## begin
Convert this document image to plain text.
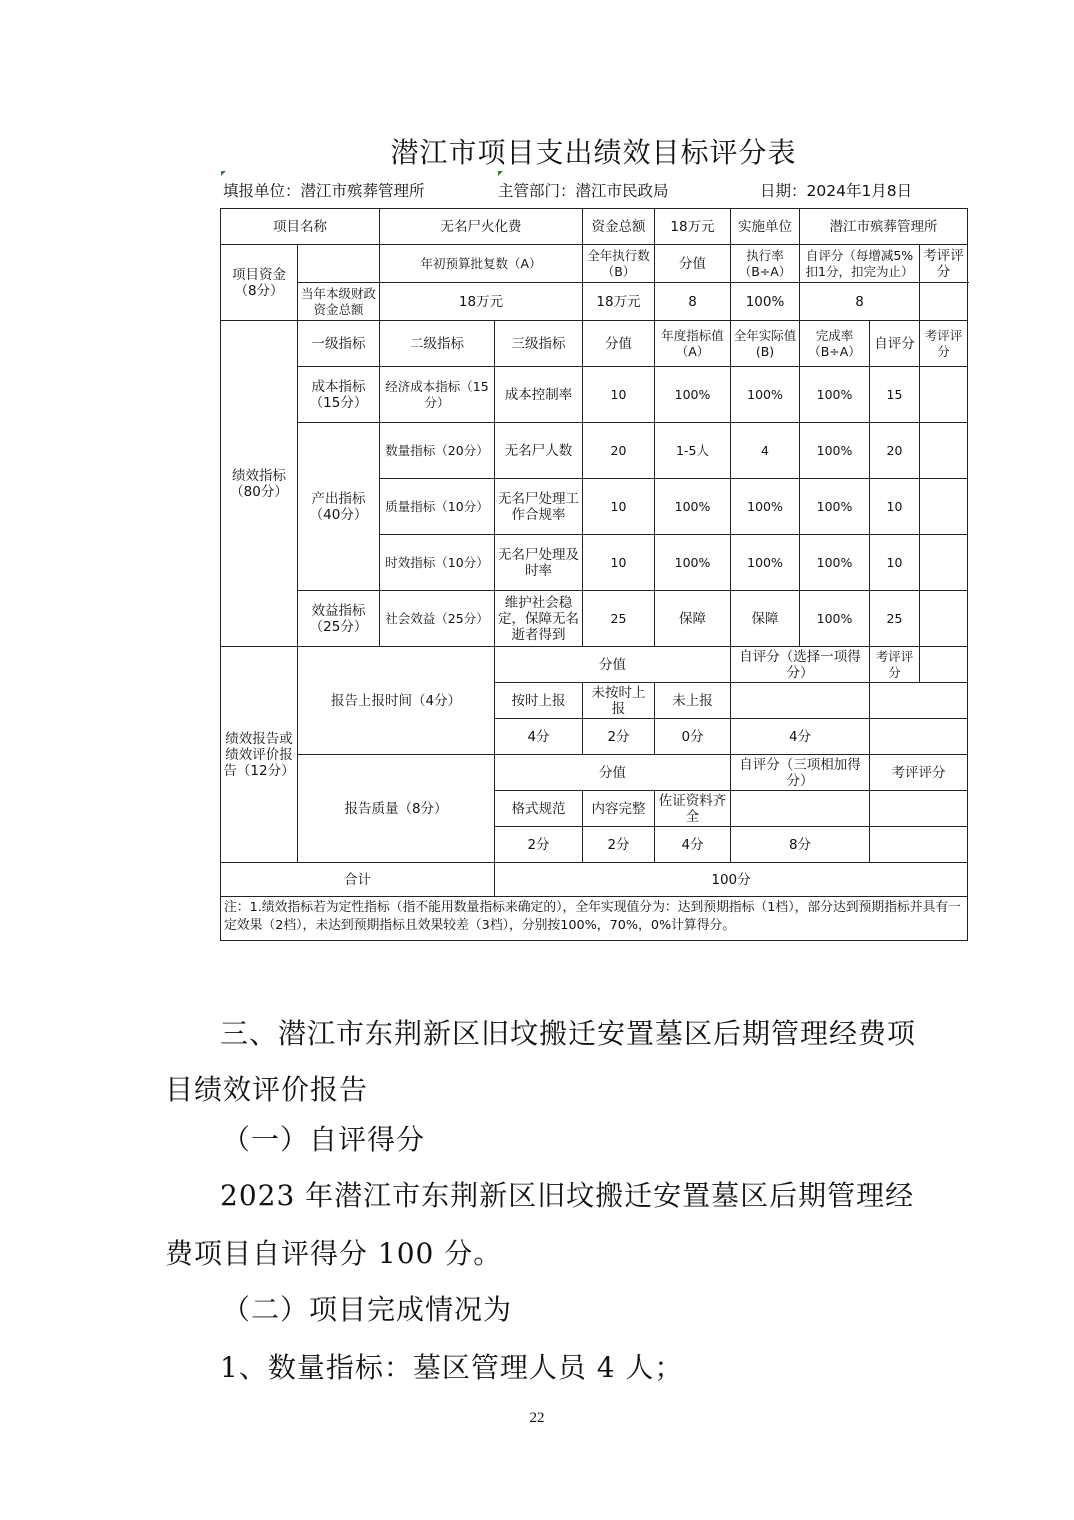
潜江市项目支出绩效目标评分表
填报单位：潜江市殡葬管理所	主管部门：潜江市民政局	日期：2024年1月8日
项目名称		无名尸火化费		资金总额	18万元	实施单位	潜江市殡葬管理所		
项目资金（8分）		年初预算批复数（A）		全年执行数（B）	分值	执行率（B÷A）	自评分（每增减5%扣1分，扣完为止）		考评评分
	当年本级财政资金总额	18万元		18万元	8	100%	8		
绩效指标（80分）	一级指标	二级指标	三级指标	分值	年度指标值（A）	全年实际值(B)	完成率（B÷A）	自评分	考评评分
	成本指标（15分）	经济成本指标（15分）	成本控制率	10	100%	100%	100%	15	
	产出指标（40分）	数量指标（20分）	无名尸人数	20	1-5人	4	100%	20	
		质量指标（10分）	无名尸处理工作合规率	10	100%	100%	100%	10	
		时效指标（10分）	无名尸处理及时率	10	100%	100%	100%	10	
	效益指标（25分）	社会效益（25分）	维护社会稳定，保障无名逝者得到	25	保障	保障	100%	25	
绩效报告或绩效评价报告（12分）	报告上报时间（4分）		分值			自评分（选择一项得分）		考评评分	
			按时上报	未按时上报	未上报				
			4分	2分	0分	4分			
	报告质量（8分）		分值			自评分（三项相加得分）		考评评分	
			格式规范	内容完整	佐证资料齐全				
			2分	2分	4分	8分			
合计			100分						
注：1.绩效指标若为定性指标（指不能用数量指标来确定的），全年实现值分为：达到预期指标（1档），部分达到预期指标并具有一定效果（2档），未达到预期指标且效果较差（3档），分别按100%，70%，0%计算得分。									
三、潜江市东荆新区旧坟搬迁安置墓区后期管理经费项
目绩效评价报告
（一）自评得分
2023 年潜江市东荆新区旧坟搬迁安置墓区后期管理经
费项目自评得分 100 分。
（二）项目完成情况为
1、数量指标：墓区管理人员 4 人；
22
## end
## begin
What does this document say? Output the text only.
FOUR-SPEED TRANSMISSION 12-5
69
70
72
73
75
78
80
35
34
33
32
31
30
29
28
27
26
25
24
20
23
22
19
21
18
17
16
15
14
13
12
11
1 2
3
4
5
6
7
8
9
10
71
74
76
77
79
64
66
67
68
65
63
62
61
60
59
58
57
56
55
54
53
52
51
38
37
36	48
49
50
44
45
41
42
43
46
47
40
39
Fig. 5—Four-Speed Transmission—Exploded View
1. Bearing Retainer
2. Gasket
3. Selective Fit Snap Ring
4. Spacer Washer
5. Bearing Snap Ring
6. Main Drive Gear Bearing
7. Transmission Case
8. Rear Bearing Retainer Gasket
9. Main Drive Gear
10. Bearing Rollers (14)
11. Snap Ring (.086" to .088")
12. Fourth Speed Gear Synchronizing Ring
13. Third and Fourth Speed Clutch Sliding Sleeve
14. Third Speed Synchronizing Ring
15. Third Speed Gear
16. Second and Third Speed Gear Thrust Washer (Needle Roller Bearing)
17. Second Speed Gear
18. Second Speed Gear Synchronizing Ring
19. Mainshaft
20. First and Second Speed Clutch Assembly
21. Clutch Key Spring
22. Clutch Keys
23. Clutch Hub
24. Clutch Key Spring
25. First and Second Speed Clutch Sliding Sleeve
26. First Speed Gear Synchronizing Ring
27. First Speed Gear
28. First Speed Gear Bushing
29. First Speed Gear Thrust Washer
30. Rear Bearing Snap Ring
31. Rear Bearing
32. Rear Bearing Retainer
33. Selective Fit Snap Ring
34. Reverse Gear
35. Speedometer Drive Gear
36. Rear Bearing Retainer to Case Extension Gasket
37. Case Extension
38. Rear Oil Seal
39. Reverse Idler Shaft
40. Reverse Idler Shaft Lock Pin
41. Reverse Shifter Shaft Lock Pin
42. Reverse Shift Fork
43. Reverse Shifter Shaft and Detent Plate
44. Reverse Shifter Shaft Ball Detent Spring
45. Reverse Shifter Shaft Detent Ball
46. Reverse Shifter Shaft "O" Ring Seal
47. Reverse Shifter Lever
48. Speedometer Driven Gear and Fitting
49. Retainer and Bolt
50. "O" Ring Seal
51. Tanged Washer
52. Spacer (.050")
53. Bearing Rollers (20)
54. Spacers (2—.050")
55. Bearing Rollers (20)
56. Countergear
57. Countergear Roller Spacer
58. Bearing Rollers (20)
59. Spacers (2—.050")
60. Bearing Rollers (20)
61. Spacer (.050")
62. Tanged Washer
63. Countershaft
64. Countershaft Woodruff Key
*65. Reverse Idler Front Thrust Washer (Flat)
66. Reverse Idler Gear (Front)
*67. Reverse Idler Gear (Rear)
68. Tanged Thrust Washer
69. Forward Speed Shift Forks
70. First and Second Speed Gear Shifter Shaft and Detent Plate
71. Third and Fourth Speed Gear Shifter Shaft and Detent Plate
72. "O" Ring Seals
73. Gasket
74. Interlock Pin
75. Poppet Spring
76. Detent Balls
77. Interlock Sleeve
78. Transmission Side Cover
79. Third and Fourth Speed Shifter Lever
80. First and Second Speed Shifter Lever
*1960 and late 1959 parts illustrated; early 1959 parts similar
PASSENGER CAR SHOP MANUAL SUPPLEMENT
## end
## begin
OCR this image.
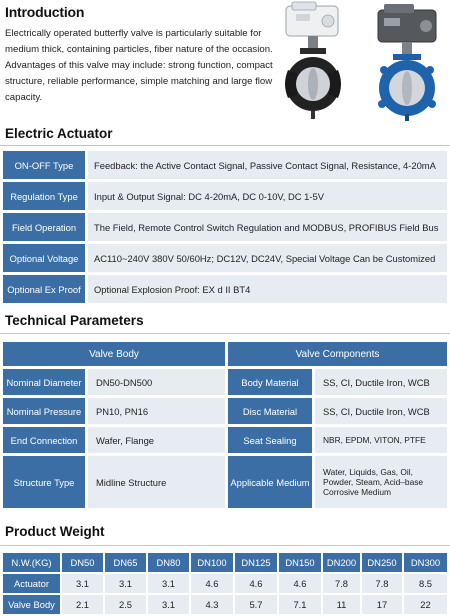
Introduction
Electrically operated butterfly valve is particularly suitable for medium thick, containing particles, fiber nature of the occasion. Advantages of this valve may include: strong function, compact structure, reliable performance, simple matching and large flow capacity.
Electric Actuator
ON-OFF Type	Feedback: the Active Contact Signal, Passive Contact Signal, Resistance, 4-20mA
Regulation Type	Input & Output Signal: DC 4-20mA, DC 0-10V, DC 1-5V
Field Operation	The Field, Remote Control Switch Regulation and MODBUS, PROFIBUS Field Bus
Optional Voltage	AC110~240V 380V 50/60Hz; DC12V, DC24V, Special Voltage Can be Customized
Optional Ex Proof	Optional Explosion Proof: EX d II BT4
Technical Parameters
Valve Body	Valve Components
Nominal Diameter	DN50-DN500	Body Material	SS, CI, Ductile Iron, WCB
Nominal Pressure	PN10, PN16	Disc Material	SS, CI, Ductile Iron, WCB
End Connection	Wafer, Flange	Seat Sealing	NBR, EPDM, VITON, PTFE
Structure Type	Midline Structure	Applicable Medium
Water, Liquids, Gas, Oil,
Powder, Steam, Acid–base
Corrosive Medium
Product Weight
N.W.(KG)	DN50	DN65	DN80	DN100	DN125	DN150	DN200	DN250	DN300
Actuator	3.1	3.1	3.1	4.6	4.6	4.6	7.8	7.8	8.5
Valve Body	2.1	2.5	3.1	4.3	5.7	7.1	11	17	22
## end
_EXERCISE PROMPT_: Read through the entries and copy each line in which "Selective" appears.

_OUTPUT FOR THIS EXERCISE_:
3. Selective Fit Snap Ring
33. Selective Fit Snap Ring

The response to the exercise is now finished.